YOUR INSTRUCTIONS
Return only the count of lines in which the word "khác" appears.

MATERIAL SUPPLIED
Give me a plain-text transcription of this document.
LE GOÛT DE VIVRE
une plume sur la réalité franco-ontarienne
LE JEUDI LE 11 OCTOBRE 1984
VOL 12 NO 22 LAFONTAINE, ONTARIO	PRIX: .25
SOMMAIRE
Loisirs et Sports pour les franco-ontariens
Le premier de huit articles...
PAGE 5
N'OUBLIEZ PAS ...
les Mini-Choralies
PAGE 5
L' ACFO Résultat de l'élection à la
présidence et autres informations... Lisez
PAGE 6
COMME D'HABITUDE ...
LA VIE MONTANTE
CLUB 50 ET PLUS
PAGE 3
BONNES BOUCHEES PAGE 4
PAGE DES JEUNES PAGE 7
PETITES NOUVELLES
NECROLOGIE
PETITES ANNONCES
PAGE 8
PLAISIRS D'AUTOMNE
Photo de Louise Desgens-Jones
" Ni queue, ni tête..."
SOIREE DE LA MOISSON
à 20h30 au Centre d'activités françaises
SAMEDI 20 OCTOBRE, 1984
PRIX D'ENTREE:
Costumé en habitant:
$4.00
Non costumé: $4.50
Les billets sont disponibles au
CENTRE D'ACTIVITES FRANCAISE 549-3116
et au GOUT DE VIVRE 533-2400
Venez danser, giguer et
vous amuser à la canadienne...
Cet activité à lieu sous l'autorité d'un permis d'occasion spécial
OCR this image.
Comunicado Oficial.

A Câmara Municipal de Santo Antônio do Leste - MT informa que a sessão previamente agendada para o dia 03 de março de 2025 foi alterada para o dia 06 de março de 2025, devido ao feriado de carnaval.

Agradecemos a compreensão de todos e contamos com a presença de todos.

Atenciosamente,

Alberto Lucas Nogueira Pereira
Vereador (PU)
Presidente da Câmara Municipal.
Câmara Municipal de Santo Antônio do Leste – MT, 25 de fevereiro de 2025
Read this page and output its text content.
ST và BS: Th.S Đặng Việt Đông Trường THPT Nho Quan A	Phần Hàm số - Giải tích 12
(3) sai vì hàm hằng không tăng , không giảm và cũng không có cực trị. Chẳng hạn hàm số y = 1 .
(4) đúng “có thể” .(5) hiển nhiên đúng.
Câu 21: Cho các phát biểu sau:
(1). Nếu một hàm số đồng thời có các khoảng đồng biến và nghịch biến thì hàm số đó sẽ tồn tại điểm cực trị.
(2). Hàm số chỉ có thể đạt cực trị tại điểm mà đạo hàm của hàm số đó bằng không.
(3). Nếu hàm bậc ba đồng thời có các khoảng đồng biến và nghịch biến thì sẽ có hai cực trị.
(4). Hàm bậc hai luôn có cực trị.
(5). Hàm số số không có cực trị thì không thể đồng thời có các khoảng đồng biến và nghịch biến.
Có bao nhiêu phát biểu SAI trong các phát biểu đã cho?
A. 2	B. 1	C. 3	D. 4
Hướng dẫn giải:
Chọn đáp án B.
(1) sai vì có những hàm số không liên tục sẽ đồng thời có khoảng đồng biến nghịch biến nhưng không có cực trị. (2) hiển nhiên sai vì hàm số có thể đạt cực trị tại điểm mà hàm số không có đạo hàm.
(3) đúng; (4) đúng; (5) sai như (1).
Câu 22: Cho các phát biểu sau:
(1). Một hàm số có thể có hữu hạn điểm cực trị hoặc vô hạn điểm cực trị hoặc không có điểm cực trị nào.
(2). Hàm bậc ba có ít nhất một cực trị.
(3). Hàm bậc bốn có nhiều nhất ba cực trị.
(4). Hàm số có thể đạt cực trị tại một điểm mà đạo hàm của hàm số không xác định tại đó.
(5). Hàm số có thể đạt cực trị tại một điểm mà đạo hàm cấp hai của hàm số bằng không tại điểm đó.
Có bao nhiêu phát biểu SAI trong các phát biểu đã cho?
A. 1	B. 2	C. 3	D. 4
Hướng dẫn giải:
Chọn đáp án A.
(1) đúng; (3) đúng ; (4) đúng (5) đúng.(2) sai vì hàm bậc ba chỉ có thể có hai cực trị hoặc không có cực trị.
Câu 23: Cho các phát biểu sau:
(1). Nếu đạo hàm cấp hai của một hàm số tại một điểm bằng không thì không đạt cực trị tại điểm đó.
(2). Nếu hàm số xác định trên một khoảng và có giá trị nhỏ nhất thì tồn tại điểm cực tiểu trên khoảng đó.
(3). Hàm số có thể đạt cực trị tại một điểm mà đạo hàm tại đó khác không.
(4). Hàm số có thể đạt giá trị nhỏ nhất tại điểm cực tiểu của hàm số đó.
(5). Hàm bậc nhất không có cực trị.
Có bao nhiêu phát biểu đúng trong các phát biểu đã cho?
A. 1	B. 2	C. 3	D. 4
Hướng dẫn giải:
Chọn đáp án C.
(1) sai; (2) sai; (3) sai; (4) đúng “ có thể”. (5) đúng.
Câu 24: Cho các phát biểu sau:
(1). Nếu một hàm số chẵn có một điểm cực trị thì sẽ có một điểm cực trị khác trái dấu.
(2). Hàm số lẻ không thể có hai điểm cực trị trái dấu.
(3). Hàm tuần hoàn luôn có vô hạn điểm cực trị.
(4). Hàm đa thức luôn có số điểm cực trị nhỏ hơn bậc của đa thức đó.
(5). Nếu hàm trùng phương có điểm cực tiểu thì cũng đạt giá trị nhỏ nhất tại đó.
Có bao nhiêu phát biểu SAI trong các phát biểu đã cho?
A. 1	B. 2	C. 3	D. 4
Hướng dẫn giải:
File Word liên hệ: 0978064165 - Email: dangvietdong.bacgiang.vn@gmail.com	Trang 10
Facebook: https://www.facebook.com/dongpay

RESPONSE BELOW
2